(Objective): Produce an exact copy of all the records.

(Information supplied):
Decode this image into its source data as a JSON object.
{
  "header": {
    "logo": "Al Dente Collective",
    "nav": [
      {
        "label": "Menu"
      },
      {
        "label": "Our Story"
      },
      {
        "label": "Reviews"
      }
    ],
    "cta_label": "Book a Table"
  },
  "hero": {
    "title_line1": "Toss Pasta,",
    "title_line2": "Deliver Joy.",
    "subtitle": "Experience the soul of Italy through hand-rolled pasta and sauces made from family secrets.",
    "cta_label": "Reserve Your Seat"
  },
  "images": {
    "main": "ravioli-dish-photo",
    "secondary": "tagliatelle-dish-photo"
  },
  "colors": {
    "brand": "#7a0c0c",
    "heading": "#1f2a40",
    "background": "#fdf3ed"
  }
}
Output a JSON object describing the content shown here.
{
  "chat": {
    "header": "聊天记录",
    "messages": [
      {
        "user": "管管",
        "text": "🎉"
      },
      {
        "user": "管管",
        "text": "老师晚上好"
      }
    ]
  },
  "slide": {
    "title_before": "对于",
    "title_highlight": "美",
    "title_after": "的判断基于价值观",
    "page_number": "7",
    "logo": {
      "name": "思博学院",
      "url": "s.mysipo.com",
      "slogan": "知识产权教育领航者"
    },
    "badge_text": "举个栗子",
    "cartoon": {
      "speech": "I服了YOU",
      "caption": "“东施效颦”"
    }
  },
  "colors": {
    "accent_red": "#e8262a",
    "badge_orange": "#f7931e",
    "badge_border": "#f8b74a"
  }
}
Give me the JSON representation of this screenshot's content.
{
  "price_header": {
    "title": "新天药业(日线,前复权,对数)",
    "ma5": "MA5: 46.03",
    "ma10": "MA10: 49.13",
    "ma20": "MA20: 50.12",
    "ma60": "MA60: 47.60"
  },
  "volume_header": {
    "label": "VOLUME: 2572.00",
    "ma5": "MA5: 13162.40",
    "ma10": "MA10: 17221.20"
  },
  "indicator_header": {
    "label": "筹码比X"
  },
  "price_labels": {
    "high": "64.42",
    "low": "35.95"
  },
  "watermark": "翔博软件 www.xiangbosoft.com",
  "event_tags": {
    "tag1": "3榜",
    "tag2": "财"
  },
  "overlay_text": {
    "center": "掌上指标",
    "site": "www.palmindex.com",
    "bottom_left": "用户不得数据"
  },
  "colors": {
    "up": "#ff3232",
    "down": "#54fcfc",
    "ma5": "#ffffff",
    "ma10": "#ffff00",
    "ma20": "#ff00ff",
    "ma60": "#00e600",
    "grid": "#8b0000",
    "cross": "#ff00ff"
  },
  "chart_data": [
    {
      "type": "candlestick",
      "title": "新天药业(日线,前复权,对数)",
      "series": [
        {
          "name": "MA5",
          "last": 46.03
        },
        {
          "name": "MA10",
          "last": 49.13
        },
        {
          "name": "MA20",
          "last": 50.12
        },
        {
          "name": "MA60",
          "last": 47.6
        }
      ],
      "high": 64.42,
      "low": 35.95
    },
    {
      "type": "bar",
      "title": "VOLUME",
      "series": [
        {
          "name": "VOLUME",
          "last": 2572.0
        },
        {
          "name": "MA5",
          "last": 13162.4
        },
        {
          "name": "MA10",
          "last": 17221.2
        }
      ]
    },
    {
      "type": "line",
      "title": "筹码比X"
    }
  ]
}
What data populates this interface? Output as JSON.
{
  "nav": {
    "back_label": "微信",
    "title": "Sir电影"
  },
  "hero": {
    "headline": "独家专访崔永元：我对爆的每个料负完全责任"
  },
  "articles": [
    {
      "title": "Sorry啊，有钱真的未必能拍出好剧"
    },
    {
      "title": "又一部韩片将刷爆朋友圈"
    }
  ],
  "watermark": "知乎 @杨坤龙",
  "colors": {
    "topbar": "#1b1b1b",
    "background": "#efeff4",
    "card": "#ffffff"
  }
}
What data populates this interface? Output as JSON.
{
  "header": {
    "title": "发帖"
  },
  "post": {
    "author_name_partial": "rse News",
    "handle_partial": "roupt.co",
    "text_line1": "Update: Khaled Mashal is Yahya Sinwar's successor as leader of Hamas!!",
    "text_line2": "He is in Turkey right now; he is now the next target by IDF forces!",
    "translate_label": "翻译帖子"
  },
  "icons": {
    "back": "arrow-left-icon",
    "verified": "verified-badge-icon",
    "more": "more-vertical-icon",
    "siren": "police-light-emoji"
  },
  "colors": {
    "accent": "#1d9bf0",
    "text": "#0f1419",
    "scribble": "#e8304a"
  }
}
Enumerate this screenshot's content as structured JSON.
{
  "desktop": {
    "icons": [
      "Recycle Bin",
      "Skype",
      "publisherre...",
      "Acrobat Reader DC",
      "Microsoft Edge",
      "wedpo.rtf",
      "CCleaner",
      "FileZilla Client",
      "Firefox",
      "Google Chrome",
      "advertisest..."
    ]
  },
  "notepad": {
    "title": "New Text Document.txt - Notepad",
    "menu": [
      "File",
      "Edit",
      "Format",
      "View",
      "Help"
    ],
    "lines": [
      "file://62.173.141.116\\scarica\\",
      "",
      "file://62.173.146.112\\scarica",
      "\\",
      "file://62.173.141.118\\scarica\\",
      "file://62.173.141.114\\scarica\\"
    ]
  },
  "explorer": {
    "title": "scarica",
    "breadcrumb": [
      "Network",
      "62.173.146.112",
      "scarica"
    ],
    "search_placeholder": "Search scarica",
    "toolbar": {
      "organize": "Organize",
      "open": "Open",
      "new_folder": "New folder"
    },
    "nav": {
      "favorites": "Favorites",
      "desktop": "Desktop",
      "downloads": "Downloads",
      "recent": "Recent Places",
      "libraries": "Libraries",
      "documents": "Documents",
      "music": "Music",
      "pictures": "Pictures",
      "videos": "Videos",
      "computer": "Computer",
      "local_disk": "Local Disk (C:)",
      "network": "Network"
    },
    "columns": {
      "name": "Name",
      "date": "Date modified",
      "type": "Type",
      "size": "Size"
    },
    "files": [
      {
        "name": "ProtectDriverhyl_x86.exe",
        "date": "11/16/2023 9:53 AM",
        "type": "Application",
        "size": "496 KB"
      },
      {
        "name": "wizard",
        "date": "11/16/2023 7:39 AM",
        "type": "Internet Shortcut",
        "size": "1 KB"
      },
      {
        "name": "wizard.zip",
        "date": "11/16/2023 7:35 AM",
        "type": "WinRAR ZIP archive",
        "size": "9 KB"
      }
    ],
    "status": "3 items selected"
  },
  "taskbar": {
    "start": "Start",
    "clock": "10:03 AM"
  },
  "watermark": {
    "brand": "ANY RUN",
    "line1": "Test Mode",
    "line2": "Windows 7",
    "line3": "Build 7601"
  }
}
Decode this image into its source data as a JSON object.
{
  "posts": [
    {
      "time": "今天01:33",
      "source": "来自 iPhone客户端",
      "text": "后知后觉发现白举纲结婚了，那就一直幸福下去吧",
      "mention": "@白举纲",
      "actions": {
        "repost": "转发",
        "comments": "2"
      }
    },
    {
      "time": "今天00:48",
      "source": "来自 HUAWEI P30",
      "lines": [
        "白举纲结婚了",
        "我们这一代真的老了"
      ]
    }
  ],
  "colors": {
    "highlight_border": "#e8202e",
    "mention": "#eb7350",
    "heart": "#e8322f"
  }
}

(Reply to the exercise):
Decode this image into its source data as a JSON object.
{
  "header": {
    "logo": "Al Dente Collective",
    "nav": [
      {
        "label": "Menu"
      },
      {
        "label": "Our Story"
      },
      {
        "label": "Reviews"
      }
    ],
    "cta_label": "Book a Table"
  },
  "hero": {
    "title_line1": "Toss Pasta,",
    "title_line2": "Deliver Joy.",
    "subtitle": "Experience the soul of Italy through hand-rolled pasta and sauces made from family secrets.",
    "cta_label": "Reserve Your Seat"
  },
  "images": {
    "main": "ravioli-dish-photo",
    "secondary": "tagliatelle-dish-photo"
  },
  "colors": {
    "brand": "#7a0c0c",
    "heading": "#1f2a40",
    "background": "#fdf3ed"
  }
}
Output a JSON object describing the content shown here.
{
  "chat": {
    "header": "聊天记录",
    "messages": [
      {
        "user": "管管",
        "text": "🎉"
      },
      {
        "user": "管管",
        "text": "老师晚上好"
      }
    ]
  },
  "slide": {
    "title_before": "对于",
    "title_highlight": "美",
    "title_after": "的判断基于价值观",
    "page_number": "7",
    "logo": {
      "name": "思博学院",
      "url": "s.mysipo.com",
      "slogan": "知识产权教育领航者"
    },
    "badge_text": "举个栗子",
    "cartoon": {
      "speech": "I服了YOU",
      "caption": "“东施效颦”"
    }
  },
  "colors": {
    "accent_red": "#e8262a",
    "badge_orange": "#f7931e",
    "badge_border": "#f8b74a"
  }
}
Give me the JSON representation of this screenshot's content.
{
  "price_header": {
    "title": "新天药业(日线,前复权,对数)",
    "ma5": "MA5: 46.03",
    "ma10": "MA10: 49.13",
    "ma20": "MA20: 50.12",
    "ma60": "MA60: 47.60"
  },
  "volume_header": {
    "label": "VOLUME: 2572.00",
    "ma5": "MA5: 13162.40",
    "ma10": "MA10: 17221.20"
  },
  "indicator_header": {
    "label": "筹码比X"
  },
  "price_labels": {
    "high": "64.42",
    "low": "35.95"
  },
  "watermark": "翔博软件 www.xiangbosoft.com",
  "event_tags": {
    "tag1": "3榜",
    "tag2": "财"
  },
  "overlay_text": {
    "center": "掌上指标",
    "site": "www.palmindex.com",
    "bottom_left": "用户不得数据"
  },
  "colors": {
    "up": "#ff3232",
    "down": "#54fcfc",
    "ma5": "#ffffff",
    "ma10": "#ffff00",
    "ma20": "#ff00ff",
    "ma60": "#00e600",
    "grid": "#8b0000",
    "cross": "#ff00ff"
  },
  "chart_data": [
    {
      "type": "candlestick",
      "title": "新天药业(日线,前复权,对数)",
      "series": [
        {
          "name": "MA5",
          "last": 46.03
        },
        {
          "name": "MA10",
          "last": 49.13
        },
        {
          "name": "MA20",
          "last": 50.12
        },
        {
          "name": "MA60",
          "last": 47.6
        }
      ],
      "high": 64.42,
      "low": 35.95
    },
    {
      "type": "bar",
      "title": "VOLUME",
      "series": [
        {
          "name": "VOLUME",
          "last": 2572.0
        },
        {
          "name": "MA5",
          "last": 13162.4
        },
        {
          "name": "MA10",
          "last": 17221.2
        }
      ]
    },
    {
      "type": "line",
      "title": "筹码比X"
    }
  ]
}
What data populates this interface? Output as JSON.
{
  "nav": {
    "back_label": "微信",
    "title": "Sir电影"
  },
  "hero": {
    "headline": "独家专访崔永元：我对爆的每个料负完全责任"
  },
  "articles": [
    {
      "title": "Sorry啊，有钱真的未必能拍出好剧"
    },
    {
      "title": "又一部韩片将刷爆朋友圈"
    }
  ],
  "watermark": "知乎 @杨坤龙",
  "colors": {
    "topbar": "#1b1b1b",
    "background": "#efeff4",
    "card": "#ffffff"
  }
}
What data populates this interface? Output as JSON.
{
  "header": {
    "title": "发帖"
  },
  "post": {
    "author_name_partial": "rse News",
    "handle_partial": "roupt.co",
    "text_line1": "Update: Khaled Mashal is Yahya Sinwar's successor as leader of Hamas!!",
    "text_line2": "He is in Turkey right now; he is now the next target by IDF forces!",
    "translate_label": "翻译帖子"
  },
  "icons": {
    "back": "arrow-left-icon",
    "verified": "verified-badge-icon",
    "more": "more-vertical-icon",
    "siren": "police-light-emoji"
  },
  "colors": {
    "accent": "#1d9bf0",
    "text": "#0f1419",
    "scribble": "#e8304a"
  }
}
Enumerate this screenshot's content as structured JSON.
{
  "desktop": {
    "icons": [
      "Recycle Bin",
      "Skype",
      "publisherre...",
      "Acrobat Reader DC",
      "Microsoft Edge",
      "wedpo.rtf",
      "CCleaner",
      "FileZilla Client",
      "Firefox",
      "Google Chrome",
      "advertisest..."
    ]
  },
  "notepad": {
    "title": "New Text Document.txt - Notepad",
    "menu": [
      "File",
      "Edit",
      "Format",
      "View",
      "Help"
    ],
    "lines": [
      "file://62.173.141.116\\scarica\\",
      "",
      "file://62.173.146.112\\scarica",
      "\\",
      "file://62.173.141.118\\scarica\\",
      "file://62.173.141.114\\scarica\\"
    ]
  },
  "explorer": {
    "title": "scarica",
    "breadcrumb": [
      "Network",
      "62.173.146.112",
      "scarica"
    ],
    "search_placeholder": "Search scarica",
    "toolbar": {
      "organize": "Organize",
      "open": "Open",
      "new_folder": "New folder"
    },
    "nav": {
      "favorites": "Favorites",
      "desktop": "Desktop",
      "downloads": "Downloads",
      "recent": "Recent Places",
      "libraries": "Libraries",
      "documents": "Documents",
      "music": "Music",
      "pictures": "Pictures",
      "videos": "Videos",
      "computer": "Computer",
      "local_disk": "Local Disk (C:)",
      "network": "Network"
    },
    "columns": {
      "name": "Name",
      "date": "Date modified",
      "type": "Type",
      "size": "Size"
    },
    "files": [
      {
        "name": "ProtectDriverhyl_x86.exe",
        "date": "11/16/2023 9:53 AM",
        "type": "Application",
        "size": "496 KB"
      },
      {
        "name": "wizard",
        "date": "11/16/2023 7:39 AM",
        "type": "Internet Shortcut",
        "size": "1 KB"
      },
      {
        "name": "wizard.zip",
        "date": "11/16/2023 7:35 AM",
        "type": "WinRAR ZIP archive",
        "size": "9 KB"
      }
    ],
    "status": "3 items selected"
  },
  "taskbar": {
    "start": "Start",
    "clock": "10:03 AM"
  },
  "watermark": {
    "brand": "ANY RUN",
    "line1": "Test Mode",
    "line2": "Windows 7",
    "line3": "Build 7601"
  }
}
Decode this image into its source data as a JSON object.
{
  "posts": [
    {
      "time": "今天01:33",
      "source": "来自 iPhone客户端",
      "text": "后知后觉发现白举纲结婚了，那就一直幸福下去吧",
      "mention": "@白举纲",
      "actions": {
        "repost": "转发",
        "comments": "2"
      }
    },
    {
      "time": "今天00:48",
      "source": "来自 HUAWEI P30",
      "lines": [
        "白举纲结婚了",
        "我们这一代真的老了"
      ]
    }
  ],
  "colors": {
    "highlight_border": "#e8202e",
    "mention": "#eb7350",
    "heart": "#e8322f"
  }
}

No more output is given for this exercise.